▸ Stored data:
* * *

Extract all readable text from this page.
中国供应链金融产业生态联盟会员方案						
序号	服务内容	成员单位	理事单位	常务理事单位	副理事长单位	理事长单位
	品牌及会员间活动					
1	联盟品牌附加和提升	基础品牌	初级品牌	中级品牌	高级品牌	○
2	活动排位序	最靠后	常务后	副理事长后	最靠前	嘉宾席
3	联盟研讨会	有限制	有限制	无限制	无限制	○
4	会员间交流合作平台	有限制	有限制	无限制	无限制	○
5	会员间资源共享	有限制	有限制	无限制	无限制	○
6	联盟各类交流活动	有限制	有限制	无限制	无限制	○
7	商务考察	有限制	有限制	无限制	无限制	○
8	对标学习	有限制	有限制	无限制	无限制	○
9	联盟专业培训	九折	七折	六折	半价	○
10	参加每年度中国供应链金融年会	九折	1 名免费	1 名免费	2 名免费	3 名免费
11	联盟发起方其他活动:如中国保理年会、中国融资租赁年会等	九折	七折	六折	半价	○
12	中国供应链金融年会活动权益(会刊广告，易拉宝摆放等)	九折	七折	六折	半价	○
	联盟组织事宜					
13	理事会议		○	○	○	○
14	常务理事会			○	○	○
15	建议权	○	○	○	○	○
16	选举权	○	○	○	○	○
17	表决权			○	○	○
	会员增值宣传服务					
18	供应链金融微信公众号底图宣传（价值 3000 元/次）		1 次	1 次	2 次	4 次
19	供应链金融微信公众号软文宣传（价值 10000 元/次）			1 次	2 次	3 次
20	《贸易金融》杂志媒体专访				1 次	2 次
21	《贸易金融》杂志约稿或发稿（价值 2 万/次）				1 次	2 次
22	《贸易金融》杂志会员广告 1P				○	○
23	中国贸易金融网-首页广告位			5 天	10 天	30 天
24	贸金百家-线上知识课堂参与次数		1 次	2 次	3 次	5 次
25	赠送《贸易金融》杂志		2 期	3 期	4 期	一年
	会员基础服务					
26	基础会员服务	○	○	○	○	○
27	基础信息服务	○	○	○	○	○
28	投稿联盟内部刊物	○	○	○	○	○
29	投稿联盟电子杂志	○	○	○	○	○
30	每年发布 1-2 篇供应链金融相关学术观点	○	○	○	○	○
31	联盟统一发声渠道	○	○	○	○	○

* * *

▸ Task statement: Copy out the material above in its entirety. Every detail must match.

▸ Full answer:
Extract all readable text from this page.
中国供应链金融产业生态联盟会员方案						
序号	服务内容	成员单位	理事单位	常务理事单位	副理事长单位	理事长单位
	品牌及会员间活动					
1	联盟品牌附加和提升	基础品牌	初级品牌	中级品牌	高级品牌	○
2	活动排位序	最靠后	常务后	副理事长后	最靠前	嘉宾席
3	联盟研讨会	有限制	有限制	无限制	无限制	○
4	会员间交流合作平台	有限制	有限制	无限制	无限制	○
5	会员间资源共享	有限制	有限制	无限制	无限制	○
6	联盟各类交流活动	有限制	有限制	无限制	无限制	○
7	商务考察	有限制	有限制	无限制	无限制	○
8	对标学习	有限制	有限制	无限制	无限制	○
9	联盟专业培训	九折	七折	六折	半价	○
10	参加每年度中国供应链金融年会	九折	1 名免费	1 名免费	2 名免费	3 名免费
11	联盟发起方其他活动:如中国保理年会、中国融资租赁年会等	九折	七折	六折	半价	○
12	中国供应链金融年会活动权益(会刊广告，易拉宝摆放等)	九折	七折	六折	半价	○
	联盟组织事宜					
13	理事会议		○	○	○	○
14	常务理事会			○	○	○
15	建议权	○	○	○	○	○
16	选举权	○	○	○	○	○
17	表决权			○	○	○
	会员增值宣传服务					
18	供应链金融微信公众号底图宣传（价值 3000 元/次）		1 次	1 次	2 次	4 次
19	供应链金融微信公众号软文宣传（价值 10000 元/次）			1 次	2 次	3 次
20	《贸易金融》杂志媒体专访				1 次	2 次
21	《贸易金融》杂志约稿或发稿（价值 2 万/次）				1 次	2 次
22	《贸易金融》杂志会员广告 1P				○	○
23	中国贸易金融网-首页广告位			5 天	10 天	30 天
24	贸金百家-线上知识课堂参与次数		1 次	2 次	3 次	5 次
25	赠送《贸易金融》杂志		2 期	3 期	4 期	一年
	会员基础服务					
26	基础会员服务	○	○	○	○	○
27	基础信息服务	○	○	○	○	○
28	投稿联盟内部刊物	○	○	○	○	○
29	投稿联盟电子杂志	○	○	○	○	○
30	每年发布 1-2 篇供应链金融相关学术观点	○	○	○	○	○
31	联盟统一发声渠道	○	○	○	○	○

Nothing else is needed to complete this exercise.